-- Raw data start --
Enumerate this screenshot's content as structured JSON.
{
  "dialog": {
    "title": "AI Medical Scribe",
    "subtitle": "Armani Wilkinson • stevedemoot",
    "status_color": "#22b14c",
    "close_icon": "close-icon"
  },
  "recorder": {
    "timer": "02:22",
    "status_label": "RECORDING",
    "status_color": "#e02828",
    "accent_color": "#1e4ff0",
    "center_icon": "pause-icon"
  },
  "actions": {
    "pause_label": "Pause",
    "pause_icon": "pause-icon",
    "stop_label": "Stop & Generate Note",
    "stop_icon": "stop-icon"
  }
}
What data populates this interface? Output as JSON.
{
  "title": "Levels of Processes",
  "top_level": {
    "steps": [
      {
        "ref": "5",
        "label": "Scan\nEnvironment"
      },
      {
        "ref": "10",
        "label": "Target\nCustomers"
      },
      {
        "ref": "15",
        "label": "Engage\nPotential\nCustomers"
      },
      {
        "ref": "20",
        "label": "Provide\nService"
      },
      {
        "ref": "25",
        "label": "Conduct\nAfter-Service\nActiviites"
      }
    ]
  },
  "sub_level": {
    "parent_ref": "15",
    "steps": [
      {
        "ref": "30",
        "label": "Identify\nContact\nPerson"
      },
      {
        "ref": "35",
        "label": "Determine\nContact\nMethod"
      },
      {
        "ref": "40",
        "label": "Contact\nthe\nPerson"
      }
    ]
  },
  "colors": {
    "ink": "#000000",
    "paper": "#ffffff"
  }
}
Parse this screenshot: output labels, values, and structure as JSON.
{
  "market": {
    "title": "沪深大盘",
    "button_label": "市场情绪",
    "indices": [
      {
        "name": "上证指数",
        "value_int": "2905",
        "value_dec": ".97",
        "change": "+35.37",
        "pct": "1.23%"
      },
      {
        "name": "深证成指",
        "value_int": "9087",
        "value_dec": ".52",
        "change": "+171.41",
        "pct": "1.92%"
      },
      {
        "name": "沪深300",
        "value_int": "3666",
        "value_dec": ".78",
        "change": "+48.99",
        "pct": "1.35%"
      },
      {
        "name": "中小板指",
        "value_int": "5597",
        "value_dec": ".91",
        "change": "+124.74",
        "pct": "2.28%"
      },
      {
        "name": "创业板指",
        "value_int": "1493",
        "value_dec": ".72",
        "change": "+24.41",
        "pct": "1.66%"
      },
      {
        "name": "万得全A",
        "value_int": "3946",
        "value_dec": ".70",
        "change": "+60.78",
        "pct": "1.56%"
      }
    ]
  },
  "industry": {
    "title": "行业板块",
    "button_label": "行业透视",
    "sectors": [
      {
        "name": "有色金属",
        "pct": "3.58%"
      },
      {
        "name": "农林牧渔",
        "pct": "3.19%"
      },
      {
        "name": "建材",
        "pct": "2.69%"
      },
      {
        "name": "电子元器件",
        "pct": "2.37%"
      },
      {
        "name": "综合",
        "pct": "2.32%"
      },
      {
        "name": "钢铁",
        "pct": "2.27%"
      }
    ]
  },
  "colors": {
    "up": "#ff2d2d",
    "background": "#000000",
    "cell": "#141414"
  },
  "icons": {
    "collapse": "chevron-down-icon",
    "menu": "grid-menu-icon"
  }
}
-- Raw data end --
Extract every line above exactly as it stands.

Enumerate this screenshot's content as structured JSON.
{
  "dialog": {
    "title": "AI Medical Scribe",
    "subtitle": "Armani Wilkinson • stevedemoot",
    "status_color": "#22b14c",
    "close_icon": "close-icon"
  },
  "recorder": {
    "timer": "02:22",
    "status_label": "RECORDING",
    "status_color": "#e02828",
    "accent_color": "#1e4ff0",
    "center_icon": "pause-icon"
  },
  "actions": {
    "pause_label": "Pause",
    "pause_icon": "pause-icon",
    "stop_label": "Stop & Generate Note",
    "stop_icon": "stop-icon"
  }
}
What data populates this interface? Output as JSON.
{
  "title": "Levels of Processes",
  "top_level": {
    "steps": [
      {
        "ref": "5",
        "label": "Scan\nEnvironment"
      },
      {
        "ref": "10",
        "label": "Target\nCustomers"
      },
      {
        "ref": "15",
        "label": "Engage\nPotential\nCustomers"
      },
      {
        "ref": "20",
        "label": "Provide\nService"
      },
      {
        "ref": "25",
        "label": "Conduct\nAfter-Service\nActiviites"
      }
    ]
  },
  "sub_level": {
    "parent_ref": "15",
    "steps": [
      {
        "ref": "30",
        "label": "Identify\nContact\nPerson"
      },
      {
        "ref": "35",
        "label": "Determine\nContact\nMethod"
      },
      {
        "ref": "40",
        "label": "Contact\nthe\nPerson"
      }
    ]
  },
  "colors": {
    "ink": "#000000",
    "paper": "#ffffff"
  }
}
Parse this screenshot: output labels, values, and structure as JSON.
{
  "market": {
    "title": "沪深大盘",
    "button_label": "市场情绪",
    "indices": [
      {
        "name": "上证指数",
        "value_int": "2905",
        "value_dec": ".97",
        "change": "+35.37",
        "pct": "1.23%"
      },
      {
        "name": "深证成指",
        "value_int": "9087",
        "value_dec": ".52",
        "change": "+171.41",
        "pct": "1.92%"
      },
      {
        "name": "沪深300",
        "value_int": "3666",
        "value_dec": ".78",
        "change": "+48.99",
        "pct": "1.35%"
      },
      {
        "name": "中小板指",
        "value_int": "5597",
        "value_dec": ".91",
        "change": "+124.74",
        "pct": "2.28%"
      },
      {
        "name": "创业板指",
        "value_int": "1493",
        "value_dec": ".72",
        "change": "+24.41",
        "pct": "1.66%"
      },
      {
        "name": "万得全A",
        "value_int": "3946",
        "value_dec": ".70",
        "change": "+60.78",
        "pct": "1.56%"
      }
    ]
  },
  "industry": {
    "title": "行业板块",
    "button_label": "行业透视",
    "sectors": [
      {
        "name": "有色金属",
        "pct": "3.58%"
      },
      {
        "name": "农林牧渔",
        "pct": "3.19%"
      },
      {
        "name": "建材",
        "pct": "2.69%"
      },
      {
        "name": "电子元器件",
        "pct": "2.37%"
      },
      {
        "name": "综合",
        "pct": "2.32%"
      },
      {
        "name": "钢铁",
        "pct": "2.27%"
      }
    ]
  },
  "colors": {
    "up": "#ff2d2d",
    "background": "#000000",
    "cell": "#141414"
  },
  "icons": {
    "collapse": "chevron-down-icon",
    "menu": "grid-menu-icon"
  }
}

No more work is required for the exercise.